Republican Senator Steve Fitzpatrick of Great Falls is the sponsor of three bills which would greatly increase the utility costs of NorthWestern Energy’s customers. The three bills are SB 265, SB 266 and SB 379. Fitzpatrick is also the son of the former NorthWestern Director of Government Affairs.
Fitzpatrick’s SB 265 would reach into a private, 40-year-old business contract and demand that arbitration between NorthWestern and its current Colstrip partners be moved from Washington to Montana. This “negotiation through legislation” tactic by NorthWestern would change the contract to give one party, NorthWestern, a more favorable outcome.
SB 266 attempts to force Colstrip to stay open until 2042, regardless of the private contract or the out-of-state owner’s decisions and legal obligations to manage the plant.
Most shockingly, SB 379 would require NorthWestern ratepayers to pay for electricity and the purchase of additional shares of Colstrip at an inflated price even if cheaper energy sources are available. We, the customers, would take on all the risks of fuel costs, reclamation, repairs, replacement power when the plant inevitably breaks down, plus a guaranteed profit for NorthWestern. Fitzpatrick said this bill was “drafted primarily by NorthWestern.” NorthWestern Energy isn’t even trying to hide its self-dealing motivations to satisfy its shareholders at the expense of its customers.
Importantly, last week, the all-Republican Public Service Commission, charged with seeing that the rates set by NorthWestern are fair to both NorthWestern and the ratepayers, voted unanimously to oppose SB 379. Commissioner Tony O’Donnell of Billings said “it looks like it is entirely a wish list for NorthWestern” and “that it’s a complete abrogation of responsibility for NorthWestern shareholders and the transfer of all liabilities to the ratepayers.”
As reported in The Montana Free Press, “The PSC staff’s analysis of the bill found that if Unit 4 of Colstrip were to shut down in 2027 as has been forecasted, NorthWestern would be permitted to recover $267 million in undepreciated value and remediation costs from its customer for its existing share of the plant, to say nothing of the $l.8 billion for a larger share of the plant.
Reportedly, NorthWestern’s David Hoffman acknowledged that Colstrip won’t be around forever, and he sees SB 379 as providing “a glide path out of Colstrip.” Furthermore, he said, “The bottom line is, without this bill it’s very unlikely that NorthWestern would expand its interest in Colstrip, because it’s not a very good business model to incur that kind of risk without any rate of return or recovery of cost.”
PSC policy analyst Robin Arnold summed it up, “This shifts all of the risk to the utility’s customer, while guaranteeing that the utility’s stakeholders will receive the reward.” And we ask, who would suffer most? The low-income and elderly. These bills are anti-customer and definitely anti-Montanan.

▶ [REQUIRED WORK] Reproduce everything from "As reported in" down to "of the plant." in the piece on the Colstrip bills, swapping "Unit 4" for "Unit 3". You can set the records aside; they aren't needed here.

▶ [EXTRACTED DATA]
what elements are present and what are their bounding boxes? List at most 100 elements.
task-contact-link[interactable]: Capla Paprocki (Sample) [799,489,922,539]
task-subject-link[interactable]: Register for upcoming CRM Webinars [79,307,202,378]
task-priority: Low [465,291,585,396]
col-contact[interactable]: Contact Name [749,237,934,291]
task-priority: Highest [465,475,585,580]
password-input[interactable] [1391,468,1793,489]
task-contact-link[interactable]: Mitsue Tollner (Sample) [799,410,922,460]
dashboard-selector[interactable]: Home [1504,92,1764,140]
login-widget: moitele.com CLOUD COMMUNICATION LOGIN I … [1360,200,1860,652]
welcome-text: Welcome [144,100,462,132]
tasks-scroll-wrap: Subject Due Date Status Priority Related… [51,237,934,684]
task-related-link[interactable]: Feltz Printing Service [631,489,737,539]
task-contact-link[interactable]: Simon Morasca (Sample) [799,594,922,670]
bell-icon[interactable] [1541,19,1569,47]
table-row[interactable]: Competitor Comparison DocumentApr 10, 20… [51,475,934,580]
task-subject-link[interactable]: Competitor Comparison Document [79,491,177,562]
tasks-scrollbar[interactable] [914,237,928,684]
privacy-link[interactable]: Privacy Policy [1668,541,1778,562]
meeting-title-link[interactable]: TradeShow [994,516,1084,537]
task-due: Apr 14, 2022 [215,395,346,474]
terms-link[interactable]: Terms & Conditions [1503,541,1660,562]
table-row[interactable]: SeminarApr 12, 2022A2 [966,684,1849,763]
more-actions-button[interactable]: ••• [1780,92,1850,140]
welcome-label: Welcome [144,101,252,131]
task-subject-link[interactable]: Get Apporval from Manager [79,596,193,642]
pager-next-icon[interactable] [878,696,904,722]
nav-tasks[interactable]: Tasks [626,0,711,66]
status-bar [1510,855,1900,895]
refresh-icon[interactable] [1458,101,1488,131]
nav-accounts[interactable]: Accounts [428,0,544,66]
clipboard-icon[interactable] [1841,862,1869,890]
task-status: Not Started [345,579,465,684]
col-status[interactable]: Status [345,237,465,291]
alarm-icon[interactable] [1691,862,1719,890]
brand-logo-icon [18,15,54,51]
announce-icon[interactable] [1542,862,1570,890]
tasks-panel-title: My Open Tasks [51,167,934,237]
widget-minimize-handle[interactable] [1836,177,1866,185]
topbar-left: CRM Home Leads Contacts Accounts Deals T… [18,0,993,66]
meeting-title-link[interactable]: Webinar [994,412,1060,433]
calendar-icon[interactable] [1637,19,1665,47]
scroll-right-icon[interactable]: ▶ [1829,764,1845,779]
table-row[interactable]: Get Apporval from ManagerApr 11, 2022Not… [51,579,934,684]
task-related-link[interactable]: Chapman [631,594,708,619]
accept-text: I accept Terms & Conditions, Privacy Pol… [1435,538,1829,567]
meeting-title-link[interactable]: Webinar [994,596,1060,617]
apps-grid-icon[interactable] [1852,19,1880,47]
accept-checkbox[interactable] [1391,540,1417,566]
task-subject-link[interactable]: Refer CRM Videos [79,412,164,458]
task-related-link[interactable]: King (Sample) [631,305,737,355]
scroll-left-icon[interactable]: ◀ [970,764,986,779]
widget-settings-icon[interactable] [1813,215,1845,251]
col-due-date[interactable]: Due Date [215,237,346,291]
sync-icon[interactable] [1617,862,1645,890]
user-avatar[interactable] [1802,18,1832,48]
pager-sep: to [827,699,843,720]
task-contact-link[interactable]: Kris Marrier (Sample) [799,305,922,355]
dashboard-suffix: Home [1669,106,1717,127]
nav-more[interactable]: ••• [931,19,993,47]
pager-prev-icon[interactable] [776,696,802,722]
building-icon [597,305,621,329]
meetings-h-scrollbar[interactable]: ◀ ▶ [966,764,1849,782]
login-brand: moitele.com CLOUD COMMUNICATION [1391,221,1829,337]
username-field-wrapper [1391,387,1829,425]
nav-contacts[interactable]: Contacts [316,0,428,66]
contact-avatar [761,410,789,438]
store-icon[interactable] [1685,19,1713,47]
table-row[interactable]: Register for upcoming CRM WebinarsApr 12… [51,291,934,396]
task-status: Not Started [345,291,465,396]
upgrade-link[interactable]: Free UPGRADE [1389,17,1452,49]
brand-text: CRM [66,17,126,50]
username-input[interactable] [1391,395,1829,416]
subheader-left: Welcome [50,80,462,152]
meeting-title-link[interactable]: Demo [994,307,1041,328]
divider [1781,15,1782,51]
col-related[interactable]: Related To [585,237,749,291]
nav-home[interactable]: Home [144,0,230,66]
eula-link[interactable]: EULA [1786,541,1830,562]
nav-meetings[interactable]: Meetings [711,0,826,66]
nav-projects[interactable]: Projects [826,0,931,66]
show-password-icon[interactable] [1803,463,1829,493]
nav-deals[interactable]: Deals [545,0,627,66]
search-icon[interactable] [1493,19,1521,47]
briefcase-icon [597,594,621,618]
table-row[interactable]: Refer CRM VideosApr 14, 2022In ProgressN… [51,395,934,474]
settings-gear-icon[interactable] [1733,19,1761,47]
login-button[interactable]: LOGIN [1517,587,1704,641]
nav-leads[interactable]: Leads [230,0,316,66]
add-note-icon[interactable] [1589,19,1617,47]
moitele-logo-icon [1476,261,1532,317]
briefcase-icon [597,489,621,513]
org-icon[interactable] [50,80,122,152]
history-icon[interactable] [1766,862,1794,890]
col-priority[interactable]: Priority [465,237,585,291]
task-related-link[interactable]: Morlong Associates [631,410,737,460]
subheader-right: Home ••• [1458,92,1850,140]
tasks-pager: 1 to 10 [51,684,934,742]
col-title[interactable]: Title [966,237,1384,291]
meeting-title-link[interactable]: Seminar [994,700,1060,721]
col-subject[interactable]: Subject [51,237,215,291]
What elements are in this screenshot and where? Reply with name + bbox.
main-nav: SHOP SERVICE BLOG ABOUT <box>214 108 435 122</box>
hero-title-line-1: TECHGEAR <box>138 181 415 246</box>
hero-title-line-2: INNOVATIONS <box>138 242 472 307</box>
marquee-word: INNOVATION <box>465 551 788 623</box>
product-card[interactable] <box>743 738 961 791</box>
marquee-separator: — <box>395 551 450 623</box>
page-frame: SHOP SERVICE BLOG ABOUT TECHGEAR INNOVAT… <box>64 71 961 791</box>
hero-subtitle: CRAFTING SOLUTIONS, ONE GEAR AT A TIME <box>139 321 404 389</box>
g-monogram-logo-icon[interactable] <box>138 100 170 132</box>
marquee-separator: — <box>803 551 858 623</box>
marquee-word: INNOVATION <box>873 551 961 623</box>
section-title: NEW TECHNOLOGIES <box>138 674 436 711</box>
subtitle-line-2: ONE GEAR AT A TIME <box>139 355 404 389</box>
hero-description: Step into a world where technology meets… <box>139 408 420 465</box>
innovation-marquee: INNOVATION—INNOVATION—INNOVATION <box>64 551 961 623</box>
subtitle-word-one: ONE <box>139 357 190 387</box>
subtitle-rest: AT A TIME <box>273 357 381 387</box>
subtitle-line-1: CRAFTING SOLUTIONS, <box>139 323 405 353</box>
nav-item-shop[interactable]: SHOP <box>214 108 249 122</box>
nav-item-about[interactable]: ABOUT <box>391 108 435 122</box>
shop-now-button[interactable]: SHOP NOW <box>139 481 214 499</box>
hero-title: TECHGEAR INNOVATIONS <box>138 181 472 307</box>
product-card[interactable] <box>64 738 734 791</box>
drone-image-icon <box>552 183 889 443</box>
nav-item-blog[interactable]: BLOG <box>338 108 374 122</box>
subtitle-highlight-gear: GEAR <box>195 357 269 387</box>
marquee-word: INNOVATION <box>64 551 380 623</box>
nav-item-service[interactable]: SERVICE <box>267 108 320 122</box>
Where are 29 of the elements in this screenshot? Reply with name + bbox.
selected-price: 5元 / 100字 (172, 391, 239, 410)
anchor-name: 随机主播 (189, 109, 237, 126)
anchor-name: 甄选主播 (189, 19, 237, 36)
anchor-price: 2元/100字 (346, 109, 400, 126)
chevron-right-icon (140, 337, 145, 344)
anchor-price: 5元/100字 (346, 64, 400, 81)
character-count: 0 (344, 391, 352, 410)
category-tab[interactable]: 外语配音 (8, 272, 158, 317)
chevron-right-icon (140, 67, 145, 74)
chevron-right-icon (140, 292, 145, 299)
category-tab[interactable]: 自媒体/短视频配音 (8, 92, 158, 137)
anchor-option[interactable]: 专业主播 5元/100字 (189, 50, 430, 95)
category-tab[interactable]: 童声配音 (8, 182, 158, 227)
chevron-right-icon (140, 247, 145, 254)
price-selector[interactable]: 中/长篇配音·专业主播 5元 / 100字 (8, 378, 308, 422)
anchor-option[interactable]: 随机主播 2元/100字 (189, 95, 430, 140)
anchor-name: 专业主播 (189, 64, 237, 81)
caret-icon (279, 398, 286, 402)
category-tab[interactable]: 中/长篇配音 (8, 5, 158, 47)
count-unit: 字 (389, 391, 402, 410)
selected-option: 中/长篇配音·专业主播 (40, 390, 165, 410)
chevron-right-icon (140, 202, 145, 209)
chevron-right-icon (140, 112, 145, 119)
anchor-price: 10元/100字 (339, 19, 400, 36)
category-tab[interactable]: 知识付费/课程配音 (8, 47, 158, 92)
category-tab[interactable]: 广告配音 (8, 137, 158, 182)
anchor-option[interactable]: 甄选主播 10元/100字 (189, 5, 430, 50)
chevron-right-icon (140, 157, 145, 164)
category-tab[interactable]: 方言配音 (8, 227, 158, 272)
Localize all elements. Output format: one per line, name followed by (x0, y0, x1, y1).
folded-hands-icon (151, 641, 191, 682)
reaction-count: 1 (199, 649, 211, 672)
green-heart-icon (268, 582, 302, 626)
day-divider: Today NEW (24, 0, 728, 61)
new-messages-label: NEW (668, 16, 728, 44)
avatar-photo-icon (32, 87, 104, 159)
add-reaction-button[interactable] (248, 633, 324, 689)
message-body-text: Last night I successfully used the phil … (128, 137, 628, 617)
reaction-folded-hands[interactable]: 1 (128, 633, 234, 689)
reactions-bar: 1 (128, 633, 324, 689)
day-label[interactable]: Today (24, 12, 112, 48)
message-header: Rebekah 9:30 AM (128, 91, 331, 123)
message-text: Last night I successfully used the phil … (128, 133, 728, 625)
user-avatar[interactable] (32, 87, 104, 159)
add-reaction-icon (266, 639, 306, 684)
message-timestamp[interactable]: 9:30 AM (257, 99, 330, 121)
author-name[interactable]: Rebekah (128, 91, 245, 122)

▶ [TASK ANSWER]
As reported in The Montana Free Press, “The PSC staff’s analysis of the bill found that if Unit 3 of Colstrip were to shut down in 2027 as has been forecasted, NorthWestern would be permitted to recover $267 million in undepreciated value and remediation costs from its customer for its existing share of the plant, to say nothing of the $l.8 billion for a larger share of the plant.